------ EXTRACTED RECORDS ------

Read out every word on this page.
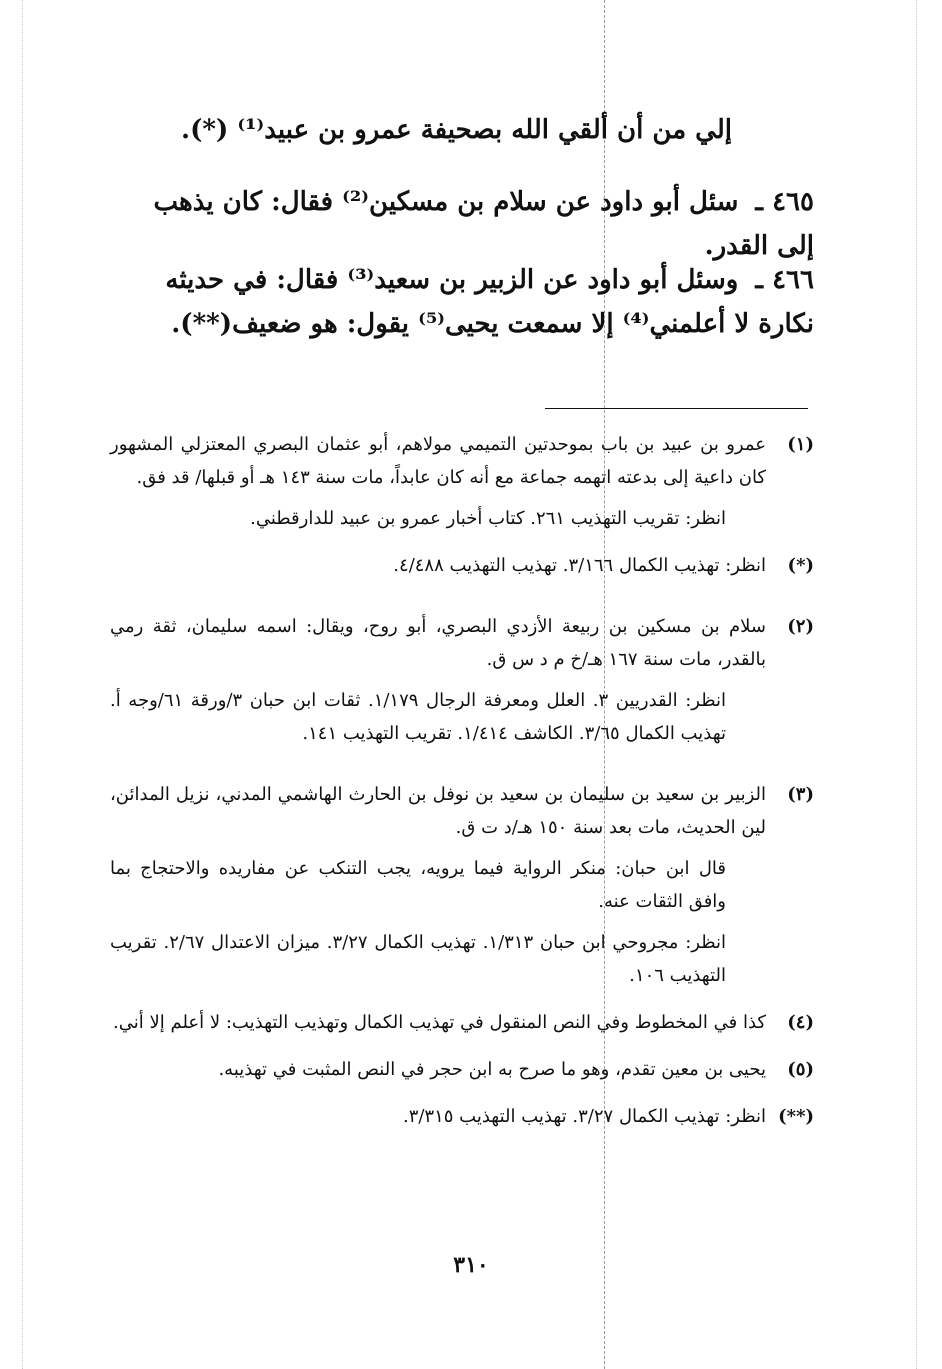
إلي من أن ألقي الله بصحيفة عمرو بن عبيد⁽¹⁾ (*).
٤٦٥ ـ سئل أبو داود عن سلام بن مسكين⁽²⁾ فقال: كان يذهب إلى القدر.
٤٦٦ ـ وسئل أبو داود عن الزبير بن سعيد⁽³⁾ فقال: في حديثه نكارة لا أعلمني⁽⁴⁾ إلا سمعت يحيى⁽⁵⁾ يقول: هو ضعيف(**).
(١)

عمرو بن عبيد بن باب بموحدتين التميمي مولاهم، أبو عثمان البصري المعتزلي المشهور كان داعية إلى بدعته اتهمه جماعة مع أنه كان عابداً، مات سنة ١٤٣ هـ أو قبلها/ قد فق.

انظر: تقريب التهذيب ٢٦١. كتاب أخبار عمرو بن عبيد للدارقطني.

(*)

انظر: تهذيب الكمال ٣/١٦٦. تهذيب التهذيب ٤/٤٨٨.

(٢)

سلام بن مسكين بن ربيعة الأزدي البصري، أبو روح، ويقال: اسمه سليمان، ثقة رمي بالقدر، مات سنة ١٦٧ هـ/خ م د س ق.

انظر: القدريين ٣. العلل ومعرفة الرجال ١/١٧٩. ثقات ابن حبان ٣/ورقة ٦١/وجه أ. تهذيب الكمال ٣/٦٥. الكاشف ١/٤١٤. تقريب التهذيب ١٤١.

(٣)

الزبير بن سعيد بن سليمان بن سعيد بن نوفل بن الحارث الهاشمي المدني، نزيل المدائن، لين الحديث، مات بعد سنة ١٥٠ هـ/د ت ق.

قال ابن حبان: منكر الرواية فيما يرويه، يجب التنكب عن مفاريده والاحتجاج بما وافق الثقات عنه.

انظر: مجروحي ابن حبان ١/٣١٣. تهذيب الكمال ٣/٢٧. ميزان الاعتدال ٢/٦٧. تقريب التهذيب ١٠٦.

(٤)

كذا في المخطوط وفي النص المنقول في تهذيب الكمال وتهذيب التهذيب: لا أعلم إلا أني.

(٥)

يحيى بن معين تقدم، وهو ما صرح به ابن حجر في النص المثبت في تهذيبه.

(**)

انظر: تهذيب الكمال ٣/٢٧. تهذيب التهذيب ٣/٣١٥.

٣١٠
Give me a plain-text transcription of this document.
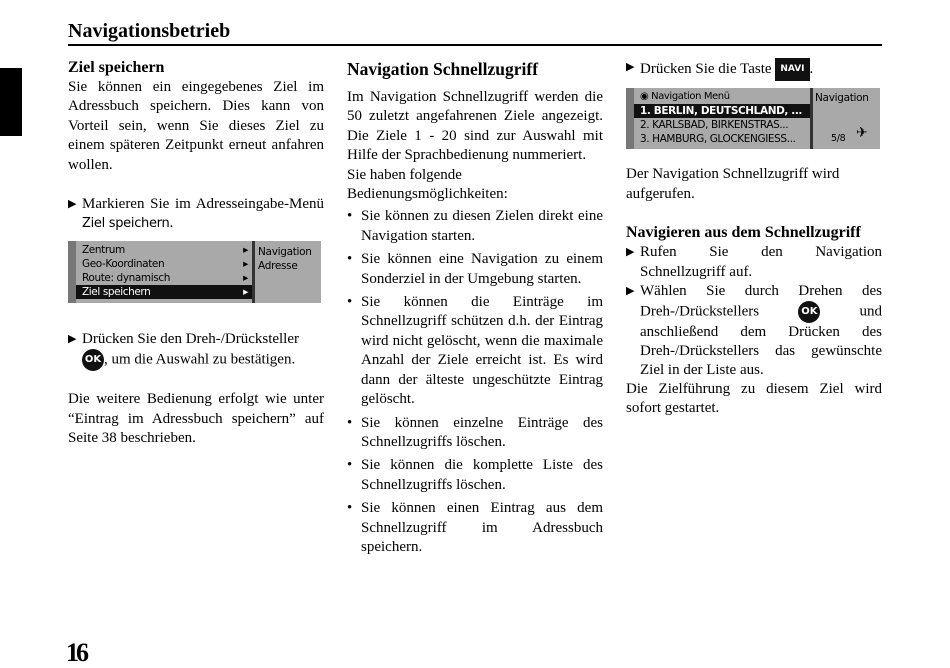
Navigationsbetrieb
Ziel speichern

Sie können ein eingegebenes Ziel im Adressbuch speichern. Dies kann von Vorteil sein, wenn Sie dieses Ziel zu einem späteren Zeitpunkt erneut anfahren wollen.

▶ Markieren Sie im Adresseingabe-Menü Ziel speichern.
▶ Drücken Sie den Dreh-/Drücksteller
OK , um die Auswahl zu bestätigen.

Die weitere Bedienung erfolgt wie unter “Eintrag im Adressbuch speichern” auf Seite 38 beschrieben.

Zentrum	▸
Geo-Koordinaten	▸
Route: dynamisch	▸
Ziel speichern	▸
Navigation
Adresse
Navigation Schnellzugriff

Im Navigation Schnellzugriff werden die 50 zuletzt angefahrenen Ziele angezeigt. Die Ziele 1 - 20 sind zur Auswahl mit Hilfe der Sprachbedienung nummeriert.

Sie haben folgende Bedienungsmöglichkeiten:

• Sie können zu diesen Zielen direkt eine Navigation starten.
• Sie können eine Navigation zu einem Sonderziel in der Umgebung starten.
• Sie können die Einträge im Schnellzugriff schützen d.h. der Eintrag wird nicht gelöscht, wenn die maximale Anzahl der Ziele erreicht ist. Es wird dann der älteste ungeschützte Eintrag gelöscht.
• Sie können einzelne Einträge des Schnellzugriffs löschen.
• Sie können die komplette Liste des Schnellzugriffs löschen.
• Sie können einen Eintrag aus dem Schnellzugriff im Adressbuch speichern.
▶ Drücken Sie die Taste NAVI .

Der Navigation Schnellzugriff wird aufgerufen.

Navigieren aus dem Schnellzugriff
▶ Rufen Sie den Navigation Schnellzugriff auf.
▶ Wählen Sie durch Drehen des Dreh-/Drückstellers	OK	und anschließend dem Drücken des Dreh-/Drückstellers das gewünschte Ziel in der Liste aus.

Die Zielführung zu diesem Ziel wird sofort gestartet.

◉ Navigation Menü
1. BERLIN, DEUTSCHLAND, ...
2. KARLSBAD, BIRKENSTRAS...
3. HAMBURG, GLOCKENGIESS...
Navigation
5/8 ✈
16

------

# SHORT PROBLEM:
Copy the whole of the material above exactly, but not its images.

# REPLY:
Read out every word on this page.
إلي من أن ألقي الله بصحيفة عمرو بن عبيد⁽¹⁾ (*).
٤٦٥ ـ سئل أبو داود عن سلام بن مسكين⁽²⁾ فقال: كان يذهب إلى القدر.
٤٦٦ ـ وسئل أبو داود عن الزبير بن سعيد⁽³⁾ فقال: في حديثه نكارة لا أعلمني⁽⁴⁾ إلا سمعت يحيى⁽⁵⁾ يقول: هو ضعيف(**).
(١)

عمرو بن عبيد بن باب بموحدتين التميمي مولاهم، أبو عثمان البصري المعتزلي المشهور كان داعية إلى بدعته اتهمه جماعة مع أنه كان عابداً، مات سنة ١٤٣ هـ أو قبلها/ قد فق.

انظر: تقريب التهذيب ٢٦١. كتاب أخبار عمرو بن عبيد للدارقطني.

(*)

انظر: تهذيب الكمال ٣/١٦٦. تهذيب التهذيب ٤/٤٨٨.

(٢)

سلام بن مسكين بن ربيعة الأزدي البصري، أبو روح، ويقال: اسمه سليمان، ثقة رمي بالقدر، مات سنة ١٦٧ هـ/خ م د س ق.

انظر: القدريين ٣. العلل ومعرفة الرجال ١/١٧٩. ثقات ابن حبان ٣/ورقة ٦١/وجه أ. تهذيب الكمال ٣/٦٥. الكاشف ١/٤١٤. تقريب التهذيب ١٤١.

(٣)

الزبير بن سعيد بن سليمان بن سعيد بن نوفل بن الحارث الهاشمي المدني، نزيل المدائن، لين الحديث، مات بعد سنة ١٥٠ هـ/د ت ق.

قال ابن حبان: منكر الرواية فيما يرويه، يجب التنكب عن مفاريده والاحتجاج بما وافق الثقات عنه.

انظر: مجروحي ابن حبان ١/٣١٣. تهذيب الكمال ٣/٢٧. ميزان الاعتدال ٢/٦٧. تقريب التهذيب ١٠٦.

(٤)

كذا في المخطوط وفي النص المنقول في تهذيب الكمال وتهذيب التهذيب: لا أعلم إلا أني.

(٥)

يحيى بن معين تقدم، وهو ما صرح به ابن حجر في النص المثبت في تهذيبه.

(**)

انظر: تهذيب الكمال ٣/٢٧. تهذيب التهذيب ٣/٣١٥.

٣١٠
Give me a plain-text transcription of this document.
Navigationsbetrieb
Ziel speichern

Sie können ein eingegebenes Ziel im Adressbuch speichern. Dies kann von Vorteil sein, wenn Sie dieses Ziel zu einem späteren Zeitpunkt erneut anfahren wollen.

▶ Markieren Sie im Adresseingabe-Menü Ziel speichern.
▶ Drücken Sie den Dreh-/Drücksteller
OK , um die Auswahl zu bestätigen.

Die weitere Bedienung erfolgt wie unter “Eintrag im Adressbuch speichern” auf Seite 38 beschrieben.

Zentrum	▸
Geo-Koordinaten	▸
Route: dynamisch	▸
Ziel speichern	▸
Navigation
Adresse
Navigation Schnellzugriff

Im Navigation Schnellzugriff werden die 50 zuletzt angefahrenen Ziele angezeigt. Die Ziele 1 - 20 sind zur Auswahl mit Hilfe der Sprachbedienung nummeriert.

Sie haben folgende Bedienungsmöglichkeiten:

• Sie können zu diesen Zielen direkt eine Navigation starten.
• Sie können eine Navigation zu einem Sonderziel in der Umgebung starten.
• Sie können die Einträge im Schnellzugriff schützen d.h. der Eintrag wird nicht gelöscht, wenn die maximale Anzahl der Ziele erreicht ist. Es wird dann der älteste ungeschützte Eintrag gelöscht.
• Sie können einzelne Einträge des Schnellzugriffs löschen.
• Sie können die komplette Liste des Schnellzugriffs löschen.
• Sie können einen Eintrag aus dem Schnellzugriff im Adressbuch speichern.
▶ Drücken Sie die Taste NAVI .

Der Navigation Schnellzugriff wird aufgerufen.

Navigieren aus dem Schnellzugriff
▶ Rufen Sie den Navigation Schnellzugriff auf.
▶ Wählen Sie durch Drehen des Dreh-/Drückstellers	OK	und anschließend dem Drücken des Dreh-/Drückstellers das gewünschte Ziel in der Liste aus.

Die Zielführung zu diesem Ziel wird sofort gestartet.

◉ Navigation Menü
1. BERLIN, DEUTSCHLAND, ...
2. KARLSBAD, BIRKENSTRAS...
3. HAMBURG, GLOCKENGIESS...
Navigation
5/8 ✈
16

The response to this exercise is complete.